Data records
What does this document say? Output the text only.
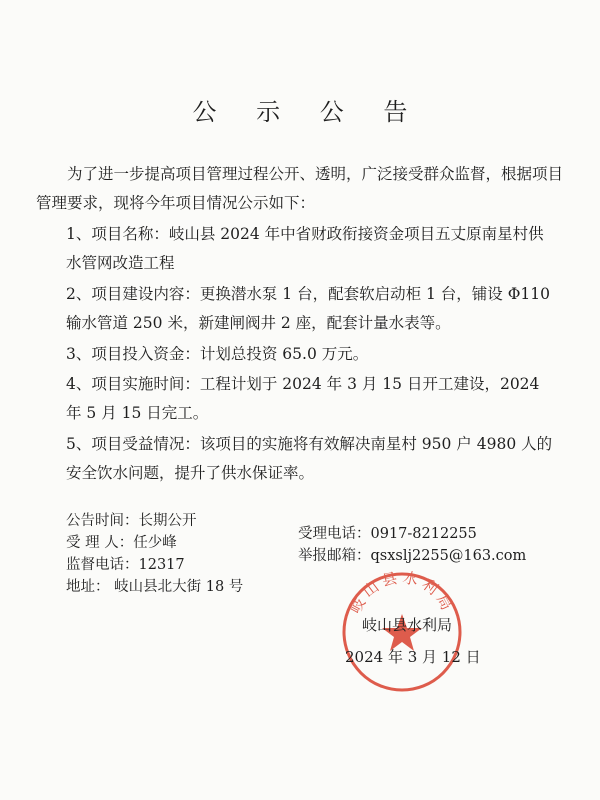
公 示 公 告
为了进一步提高项目管理过程公开、透明，广泛接受群众监督，根据项目管理要求，现将今年项目情况公示如下：
1、项目名称：岐山县 2024 年中省财政衔接资金项目五丈原南星村供水管网改造工程
2、项目建设内容：更换潜水泵 1 台，配套软启动柜 1 台，铺设 Φ110 输水管道 250 米，新建闸阀井 2 座，配套计量水表等。
3、项目投入资金：计划总投资 65.0 万元。
4、项目实施时间：工程计划于 2024 年 3 月 15 日开工建设，2024 年 5 月 15 日完工。
5、项目受益情况：该项目的实施将有效解决南星村 950 户 4980 人的安全饮水问题，提升了供水保证率。
公告时间：长期公开
受 理 人：任少峰
监督电话：12317
地址： 岐山县北大街 18 号
受理电话：0917-8212255
举报邮箱：qsxslj2255@163.com
岐山县水利局
岐山县水利局
2024 年 3 月 12 日
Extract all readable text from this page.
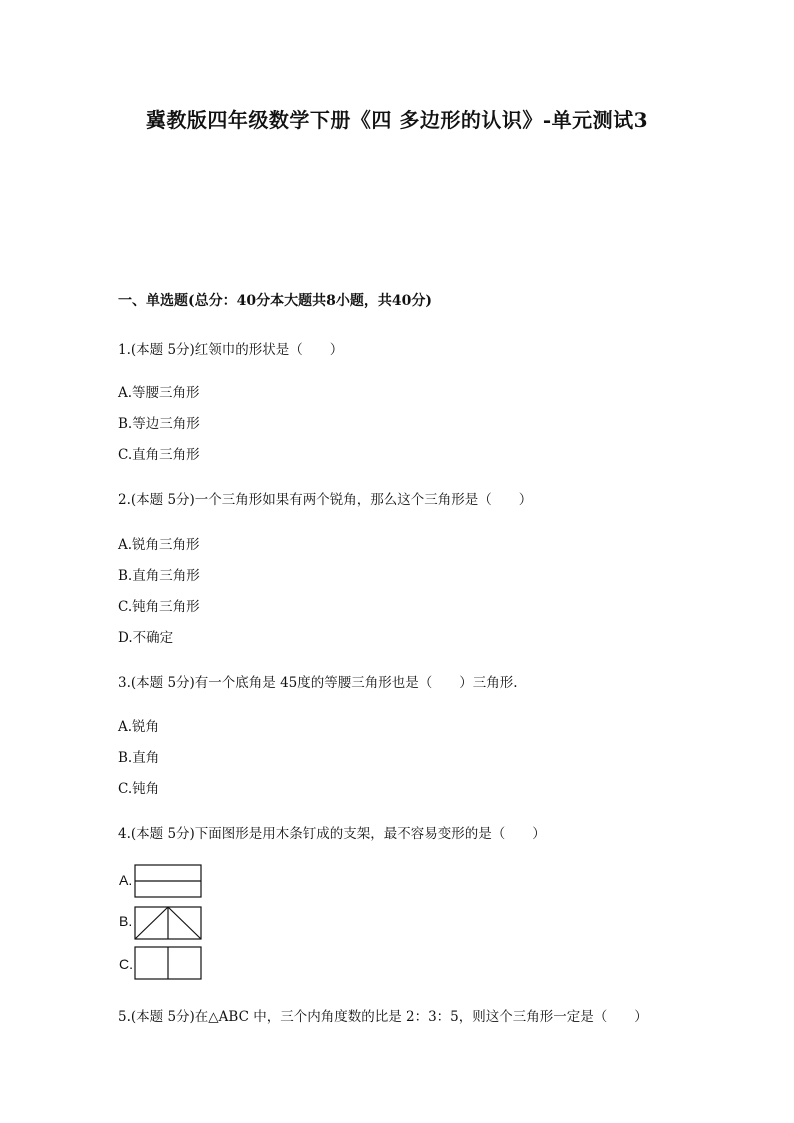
冀教版四年级数学下册《四 多边形的认识》-单元测试3
一、单选题(总分：40分本大题共8小题，共40分)
1.(本题 5分)红领巾的形状是（　　）
A.等腰三角形
B.等边三角形
C.直角三角形
2.(本题 5分)一个三角形如果有两个锐角，那么这个三角形是（　　）
A.锐角三角形
B.直角三角形
C.钝角三角形
D.不确定
3.(本题 5分)有一个底角是 45度的等腰三角形也是（　　）三角形.
A.锐角
B.直角
C.钝角
4.(本题 5分)下面图形是用木条钉成的支架，最不容易变形的是（　　）
A.
B.
C.
5.(本题 5分)在△ABC 中，三个内角度数的比是 2：3：5，则这个三角形一定是（　　）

→ **Written instruction**: Output all the records, word for word, with no pictures in the copy.

→ **The output**:
What does this document say? Output the text only.
公 示 公 告
为了进一步提高项目管理过程公开、透明，广泛接受群众监督，根据项目管理要求，现将今年项目情况公示如下：
1、项目名称：岐山县 2024 年中省财政衔接资金项目五丈原南星村供水管网改造工程
2、项目建设内容：更换潜水泵 1 台，配套软启动柜 1 台，铺设 Φ110 输水管道 250 米，新建闸阀井 2 座，配套计量水表等。
3、项目投入资金：计划总投资 65.0 万元。
4、项目实施时间：工程计划于 2024 年 3 月 15 日开工建设，2024 年 5 月 15 日完工。
5、项目受益情况：该项目的实施将有效解决南星村 950 户 4980 人的安全饮水问题，提升了供水保证率。
公告时间：长期公开
受 理 人：任少峰
监督电话：12317
地址： 岐山县北大街 18 号
受理电话：0917-8212255
举报邮箱：qsxslj2255@163.com
岐山县水利局
岐山县水利局
2024 年 3 月 12 日
Extract all readable text from this page.
冀教版四年级数学下册《四 多边形的认识》-单元测试3
一、单选题(总分：40分本大题共8小题，共40分)
1.(本题 5分)红领巾的形状是（　　）
A.等腰三角形
B.等边三角形
C.直角三角形
2.(本题 5分)一个三角形如果有两个锐角，那么这个三角形是（　　）
A.锐角三角形
B.直角三角形
C.钝角三角形
D.不确定
3.(本题 5分)有一个底角是 45度的等腰三角形也是（　　）三角形.
A.锐角
B.直角
C.钝角
4.(本题 5分)下面图形是用木条钉成的支架，最不容易变形的是（　　）
A.
B.
C.
5.(本题 5分)在△ABC 中，三个内角度数的比是 2：3：5，则这个三角形一定是（　　）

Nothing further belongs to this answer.